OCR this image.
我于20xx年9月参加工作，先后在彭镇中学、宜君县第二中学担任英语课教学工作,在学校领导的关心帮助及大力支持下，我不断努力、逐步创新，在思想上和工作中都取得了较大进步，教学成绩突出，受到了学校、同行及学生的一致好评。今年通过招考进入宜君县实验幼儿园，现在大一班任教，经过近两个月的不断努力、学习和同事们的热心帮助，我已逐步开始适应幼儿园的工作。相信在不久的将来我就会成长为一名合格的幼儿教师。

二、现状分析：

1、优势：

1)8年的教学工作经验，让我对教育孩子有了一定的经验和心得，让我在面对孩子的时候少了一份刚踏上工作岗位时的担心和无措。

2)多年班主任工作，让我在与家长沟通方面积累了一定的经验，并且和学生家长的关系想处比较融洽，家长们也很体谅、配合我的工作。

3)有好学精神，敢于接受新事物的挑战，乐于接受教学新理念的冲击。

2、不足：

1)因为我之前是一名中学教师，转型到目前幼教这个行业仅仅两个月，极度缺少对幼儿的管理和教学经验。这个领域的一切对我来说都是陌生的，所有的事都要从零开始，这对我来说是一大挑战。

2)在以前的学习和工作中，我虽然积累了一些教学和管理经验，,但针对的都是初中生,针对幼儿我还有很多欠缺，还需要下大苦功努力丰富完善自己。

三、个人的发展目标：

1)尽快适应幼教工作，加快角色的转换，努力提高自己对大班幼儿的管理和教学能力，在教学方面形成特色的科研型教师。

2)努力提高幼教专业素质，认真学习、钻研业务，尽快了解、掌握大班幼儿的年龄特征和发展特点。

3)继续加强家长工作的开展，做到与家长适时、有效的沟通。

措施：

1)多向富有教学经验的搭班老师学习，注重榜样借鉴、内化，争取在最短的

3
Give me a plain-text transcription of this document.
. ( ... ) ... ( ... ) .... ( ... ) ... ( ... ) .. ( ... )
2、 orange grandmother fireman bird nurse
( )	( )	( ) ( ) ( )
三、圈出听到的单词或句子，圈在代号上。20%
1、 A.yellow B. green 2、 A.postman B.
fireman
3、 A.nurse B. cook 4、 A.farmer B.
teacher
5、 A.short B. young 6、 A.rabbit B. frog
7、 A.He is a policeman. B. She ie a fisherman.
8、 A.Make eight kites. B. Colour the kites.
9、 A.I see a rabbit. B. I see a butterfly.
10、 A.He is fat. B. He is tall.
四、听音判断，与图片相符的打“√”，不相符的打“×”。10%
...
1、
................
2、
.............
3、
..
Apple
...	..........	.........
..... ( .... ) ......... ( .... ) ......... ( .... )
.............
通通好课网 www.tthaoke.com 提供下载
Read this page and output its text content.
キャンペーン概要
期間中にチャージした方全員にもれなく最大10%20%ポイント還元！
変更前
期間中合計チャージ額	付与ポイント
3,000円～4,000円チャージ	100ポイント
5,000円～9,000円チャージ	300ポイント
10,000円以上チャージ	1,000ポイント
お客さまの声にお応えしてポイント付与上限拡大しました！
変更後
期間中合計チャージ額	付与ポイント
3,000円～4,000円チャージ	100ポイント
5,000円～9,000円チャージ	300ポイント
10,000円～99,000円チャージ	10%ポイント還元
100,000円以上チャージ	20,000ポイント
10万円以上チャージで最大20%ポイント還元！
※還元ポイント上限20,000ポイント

- GIVEN PROBLEM:
Make an exact copy of every line from the one with "Give me a plain-text" to the end of the data, with the first and last of those lines included.

- COMPLETE ANSWER:
Give me a plain-text transcription of this document.
. ( ... ) ... ( ... ) .... ( ... ) ... ( ... ) .. ( ... )
2、 orange grandmother fireman bird nurse
( )	( )	( ) ( ) ( )
三、圈出听到的单词或句子，圈在代号上。20%
1、 A.yellow B. green 2、 A.postman B.
fireman
3、 A.nurse B. cook 4、 A.farmer B.
teacher
5、 A.short B. young 6、 A.rabbit B. frog
7、 A.He is a policeman. B. She ie a fisherman.
8、 A.Make eight kites. B. Colour the kites.
9、 A.I see a rabbit. B. I see a butterfly.
10、 A.He is fat. B. He is tall.
四、听音判断，与图片相符的打“√”，不相符的打“×”。10%
...
1、
................
2、
.............
3、
..
Apple
...	..........	.........
..... ( .... ) ......... ( .... ) ......... ( .... )
.............
通通好课网 www.tthaoke.com 提供下载
Read this page and output its text content.
キャンペーン概要
期間中にチャージした方全員にもれなく最大10%20%ポイント還元！
変更前
期間中合計チャージ額	付与ポイント
3,000円～4,000円チャージ	100ポイント
5,000円～9,000円チャージ	300ポイント
10,000円以上チャージ	1,000ポイント
お客さまの声にお応えしてポイント付与上限拡大しました！
変更後
期間中合計チャージ額	付与ポイント
3,000円～4,000円チャージ	100ポイント
5,000円～9,000円チャージ	300ポイント
10,000円～99,000円チャージ	10%ポイント還元
100,000円以上チャージ	20,000ポイント
10万円以上チャージで最大20%ポイント還元！
※還元ポイント上限20,000ポイント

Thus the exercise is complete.